### DATA SECTION

· · ·

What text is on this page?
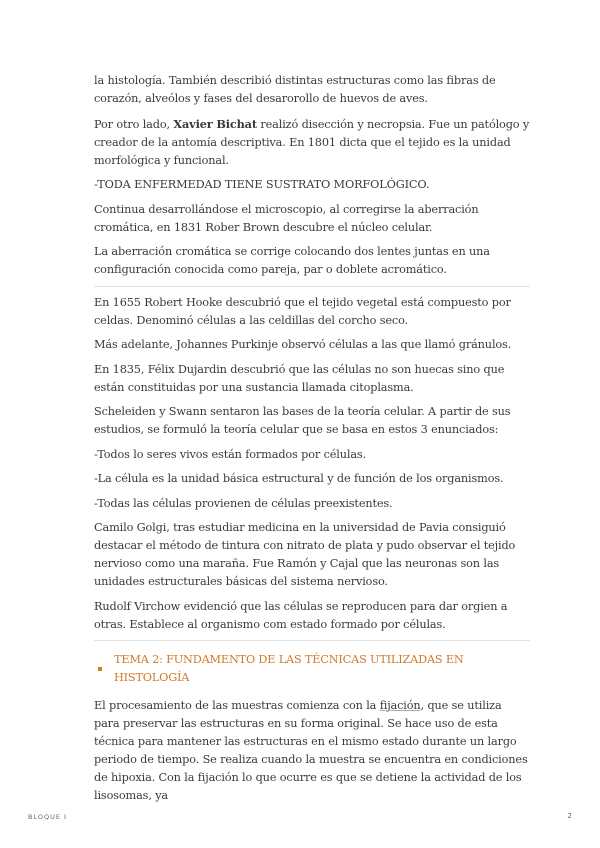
la histología. También describió distintas estructuras como las fibras de corazón, alveólos y fases del desarorollo de huevos de aves.

Por otro lado, Xavier Bichat realizó disección y necropsia. Fue un patólogo y creador de la antomía descriptiva. En 1801 dicta que el tejido es la unidad morfológica y funcional.

-TODA ENFERMEDAD TIENE SUSTRATO MORFOLÓGICO.

Continua desarrollándose el microscopio, al corregirse la aberración cromática, en 1831 Rober Brown descubre el núcleo celular.

La aberración cromática se corrige colocando dos lentes juntas en una configuración conocida como pareja, par o doblete acromático.

En 1655 Robert Hooke descubrió que el tejido vegetal está compuesto por celdas. Denominó células a las celdillas del corcho seco.

Más adelante, Johannes Purkinje observó células a las que llamó gránulos.

En 1835, Félix Dujardin descubrió que las células no son huecas sino que están constituidas por una sustancia llamada citoplasma.

Scheleiden y Swann sentaron las bases de la teoría celular. A partir de sus estudios, se formuló la teoría celular que se basa en estos 3 enunciados:

-Todos lo seres vivos están formados por células.

-La célula es la unidad básica estructural y de función de los organismos.

-Todas las células provienen de células preexistentes.

Camilo Golgi, tras estudiar medicina en la universidad de Pavia consiguió destacar el método de tintura con nitrato de plata y pudo observar el tejido nervioso como una maraña. Fue Ramón y Cajal que las neuronas son las unidades estructurales básicas del sistema nervioso.

Rudolf Virchow evidenció que las células se reproducen para dar orgien a otras. Establece al organismo com estado formado por células.

TEMA 2: FUNDAMENTO DE LAS TÉCNICAS UTILIZADAS EN HISTOLOGÍA

El procesamiento de las muestras comienza con la fijación, que se utiliza para preservar las estructuras en su forma original. Se hace uso de esta técnica para mantener las estructuras en el mismo estado durante un largo periodo de tiempo. Se realiza cuando la muestra se encuentra en condiciones de hipoxia. Con la fijación lo que ocurre es que se detiene la actividad de los lisosomas, ya

BLOQUE I	2
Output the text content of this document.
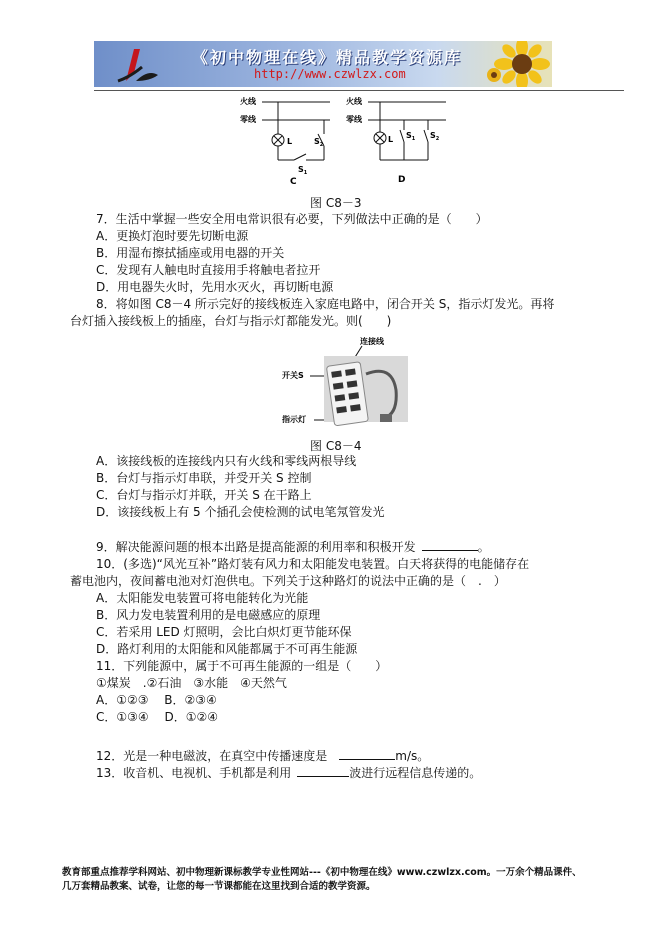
《初中物理在线》精品教学资源库
http://www.czwlzx.com
火线
零线
L	$S_2$
$S_1$
C
火线
零线
L $S_1$ $S_2$
D
图 C8－3
7．生活中掌握一些安全用电常识很有必要，下列做法中正确的是（　　）
A．更换灯泡时要先切断电源
B．用湿布擦拭插座或用电器的开关
C．发现有人触电时直接用手将触电者拉开
D．用电器失火时，先用水灭火，再切断电源
8．将如图 C8－4 所示完好的接线板连入家庭电路中，闭合开关 S，指示灯发光。再将
台灯插入接线板上的插座，台灯与指示灯都能发光。则(　　)
连接线
开关S
指示灯
图 C8－4
A．该接线板的连接线内只有火线和零线两根导线
B．台灯与指示灯串联，并受开关 S 控制
C．台灯与指示灯并联，开关 S 在干路上
D．该接线板上有 5 个插孔会使检测的试电笔氖管发光
9．解决能源问题的根本出路是提高能源的利用率和积极开发	。
10．(多选)“风光互补”路灯装有风力和太阳能发电装置。白天将获得的电能储存在
蓄电池内，夜间蓄电池对灯泡供电。下列关于这种路灯的说法中正确的是（　.　）
A．太阳能发电装置可将电能转化为光能
B．风力发电装置利用的是电磁感应的原理
C．若采用 LED 灯照明，会比白炽灯更节能环保
D．路灯利用的太阳能和风能都属于不可再生能源
11．下列能源中，属于不可再生能源的一组是（　　）
①煤炭　.②石油　③水能　④天然气
A．①②③　 B．②③④
C．①③④　 D．①②④
12．光是一种电磁波，在真空中传播速度是	m/s。
13．收音机、电视机、手机都是利用	波进行远程信息传递的。
教育部重点推荐学科网站、初中物理新课标教学专业性网站---《初中物理在线》www.czwlzx.com。一万余个精品课件、
几万套精品教案、试卷，让您的每一节课都能在这里找到合适的教学资源。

· · ·

### PROBLEM STATEMENT
Pull every line containing "células" out of the records.

### SOLUTION TO THE EXERCISE
En 1655 Robert Hooke descubrió que el tejido vegetal está compuesto por celdas. Denominó células a las celdillas del corcho seco.
Más adelante, Johannes Purkinje observó células a las que llamó gránulos.
En 1835, Félix Dujardin descubrió que las células no son huecas sino que están constituidas por una sustancia llamada citoplasma.
-Todos lo seres vivos están formados por células.
-Todas las células provienen de células preexistentes.
Rudolf Virchow evidenció que las células se reproducen para dar orgien a otras. Establece al organismo com estado formado por células.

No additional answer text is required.